Entries shown:
========

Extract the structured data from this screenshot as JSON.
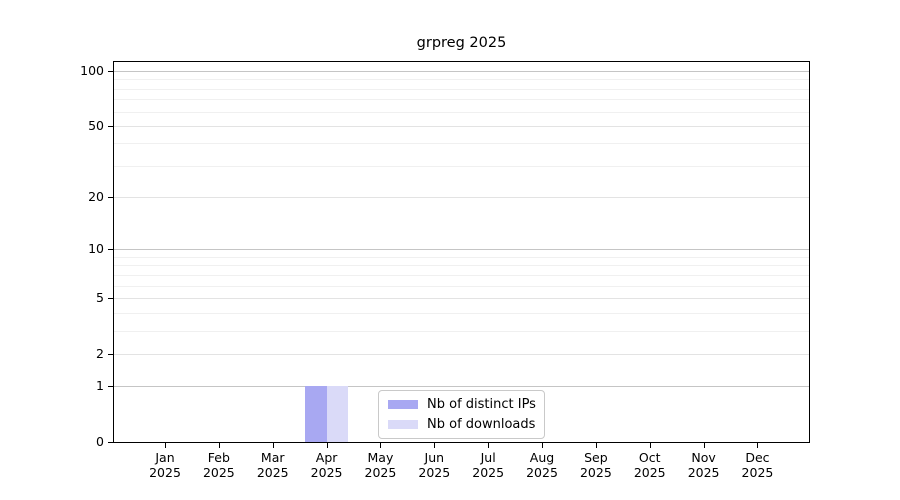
{
  "chart_data": {
    "type": "bar",
    "title": "grpreg 2025",
    "xlabel": "",
    "ylabel": "",
    "categories": [
      "Jan 2025",
      "Feb 2025",
      "Mar 2025",
      "Apr 2025",
      "May 2025",
      "Jun 2025",
      "Jul 2025",
      "Aug 2025",
      "Sep 2025",
      "Oct 2025",
      "Nov 2025",
      "Dec 2025"
    ],
    "x_tick_months": [
      "Jan",
      "Feb",
      "Mar",
      "Apr",
      "May",
      "Jun",
      "Jul",
      "Aug",
      "Sep",
      "Oct",
      "Nov",
      "Dec"
    ],
    "x_tick_year": "2025",
    "series": [
      {
        "name": "Nb of distinct IPs",
        "color": "#a8a8f2",
        "values": [
          0,
          0,
          0,
          1,
          0,
          0,
          0,
          0,
          0,
          0,
          0,
          0
        ]
      },
      {
        "name": "Nb of downloads",
        "color": "#dadaf8",
        "values": [
          0,
          0,
          0,
          1,
          0,
          0,
          0,
          0,
          0,
          0,
          0,
          0
        ]
      }
    ],
    "yscale": "log1p",
    "ylim": [
      0,
      112
    ],
    "y_major_ticks": [
      0,
      1,
      2,
      5,
      10,
      20,
      50,
      100
    ],
    "y_minor_ticks": [
      3,
      4,
      6,
      7,
      8,
      9,
      30,
      40,
      60,
      70,
      80,
      90
    ],
    "grid": "horizontal",
    "legend_position": "inside lower center"
  },
  "colors": {
    "decade_grid": "#c5c5c5",
    "major_grid": "#e3e3e3",
    "minor_grid": "#f0f0f0",
    "spine": "#000000",
    "legend_border": "#c9c9c9"
  }
}
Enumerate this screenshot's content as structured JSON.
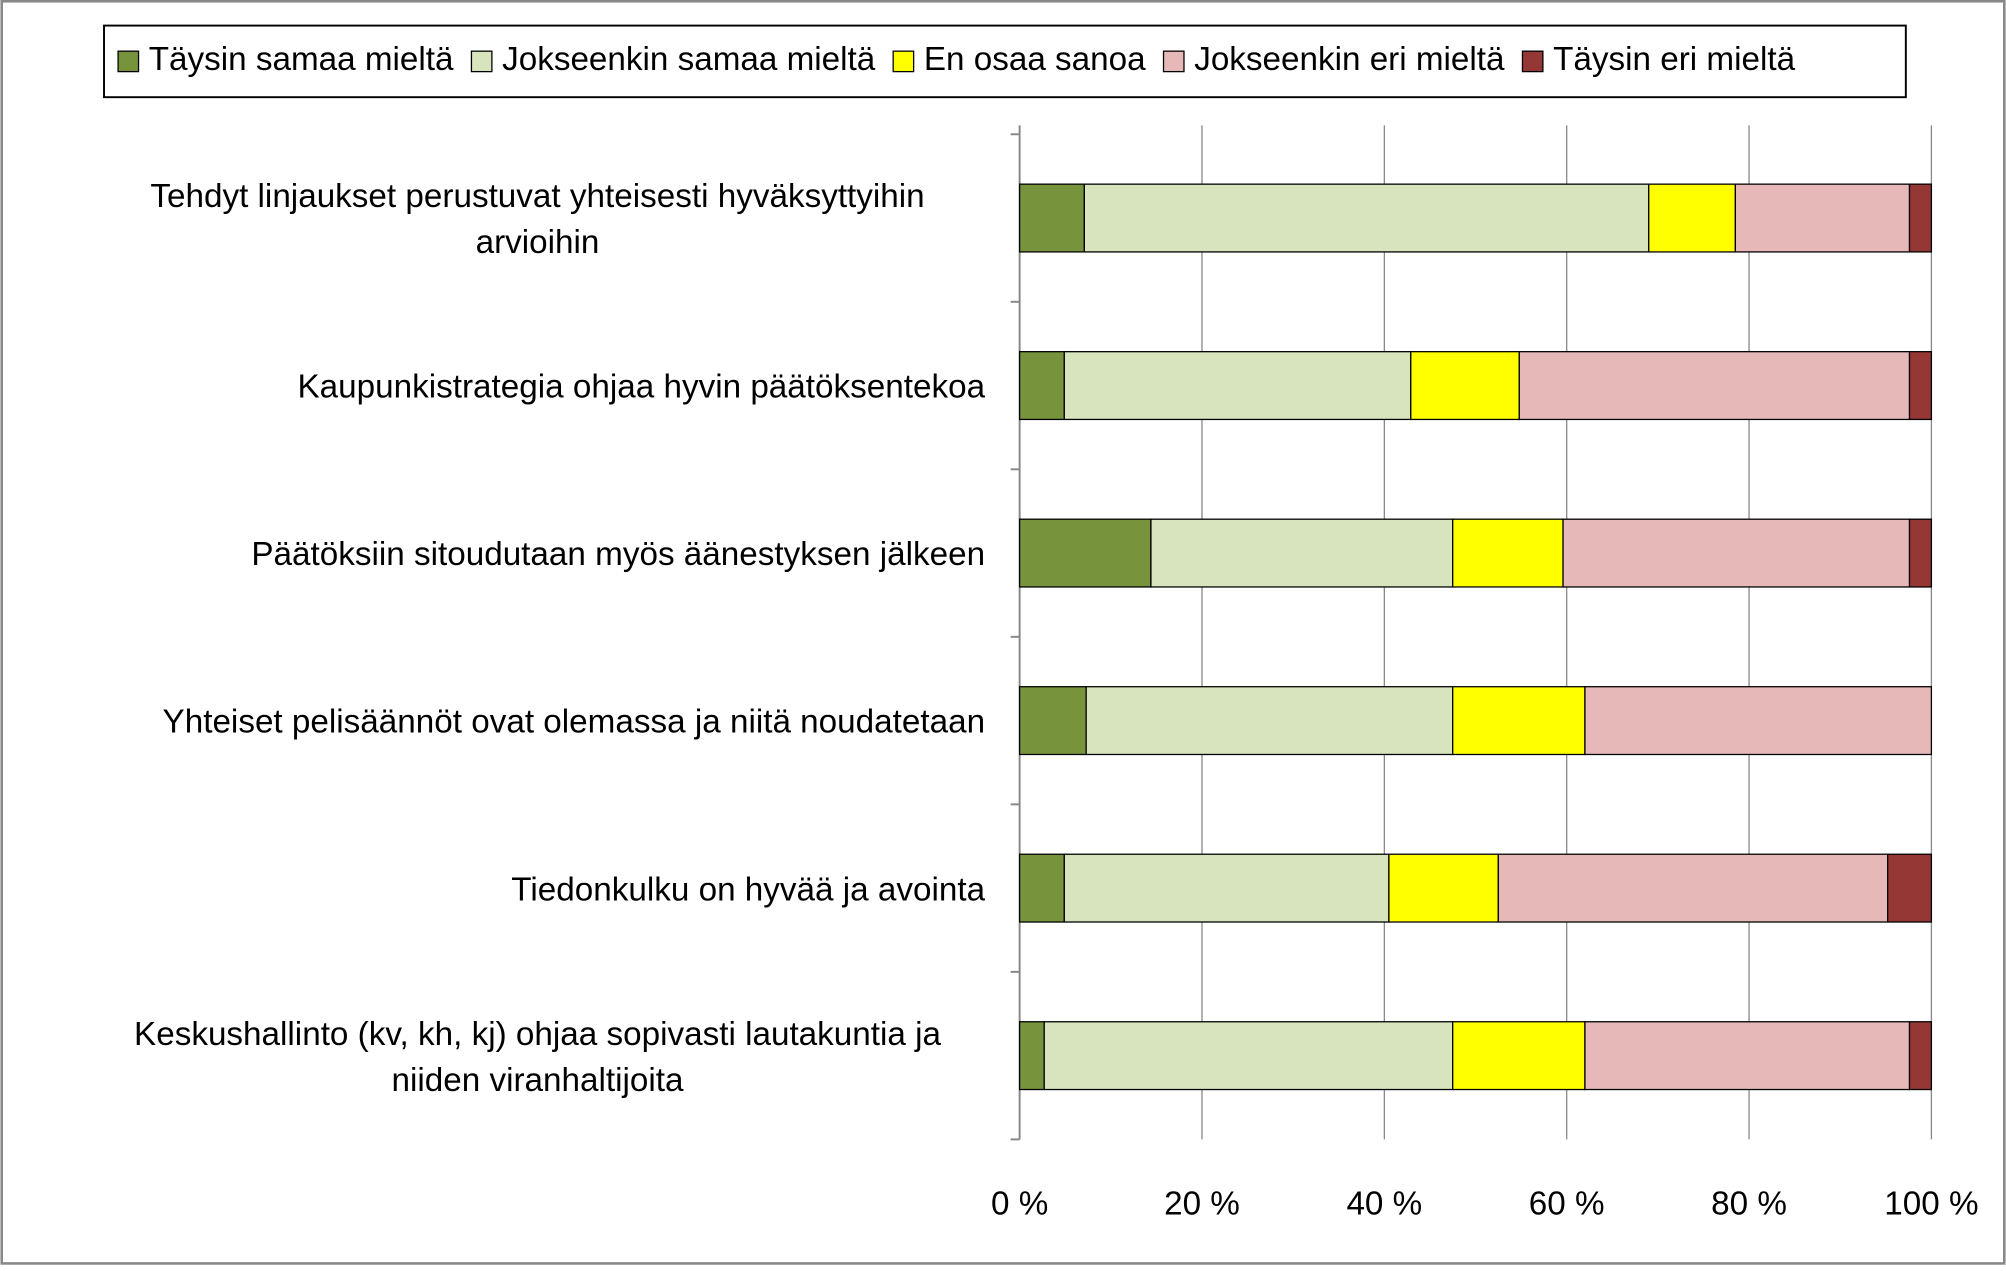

========

Required task:
Without the pictures, repeat all the records word for word.

Task output:
Extract the structured data from this screenshot as JSON.
{
  "chart_data": {
    "type": "bar",
    "title": "grpreg 2025",
    "xlabel": "",
    "ylabel": "",
    "categories": [
      "Jan 2025",
      "Feb 2025",
      "Mar 2025",
      "Apr 2025",
      "May 2025",
      "Jun 2025",
      "Jul 2025",
      "Aug 2025",
      "Sep 2025",
      "Oct 2025",
      "Nov 2025",
      "Dec 2025"
    ],
    "x_tick_months": [
      "Jan",
      "Feb",
      "Mar",
      "Apr",
      "May",
      "Jun",
      "Jul",
      "Aug",
      "Sep",
      "Oct",
      "Nov",
      "Dec"
    ],
    "x_tick_year": "2025",
    "series": [
      {
        "name": "Nb of distinct IPs",
        "color": "#a8a8f2",
        "values": [
          0,
          0,
          0,
          1,
          0,
          0,
          0,
          0,
          0,
          0,
          0,
          0
        ]
      },
      {
        "name": "Nb of downloads",
        "color": "#dadaf8",
        "values": [
          0,
          0,
          0,
          1,
          0,
          0,
          0,
          0,
          0,
          0,
          0,
          0
        ]
      }
    ],
    "yscale": "log1p",
    "ylim": [
      0,
      112
    ],
    "y_major_ticks": [
      0,
      1,
      2,
      5,
      10,
      20,
      50,
      100
    ],
    "y_minor_ticks": [
      3,
      4,
      6,
      7,
      8,
      9,
      30,
      40,
      60,
      70,
      80,
      90
    ],
    "grid": "horizontal",
    "legend_position": "inside lower center"
  },
  "colors": {
    "decade_grid": "#c5c5c5",
    "major_grid": "#e3e3e3",
    "minor_grid": "#f0f0f0",
    "spine": "#000000",
    "legend_border": "#c9c9c9"
  }
}
Enumerate this screenshot's content as structured JSON.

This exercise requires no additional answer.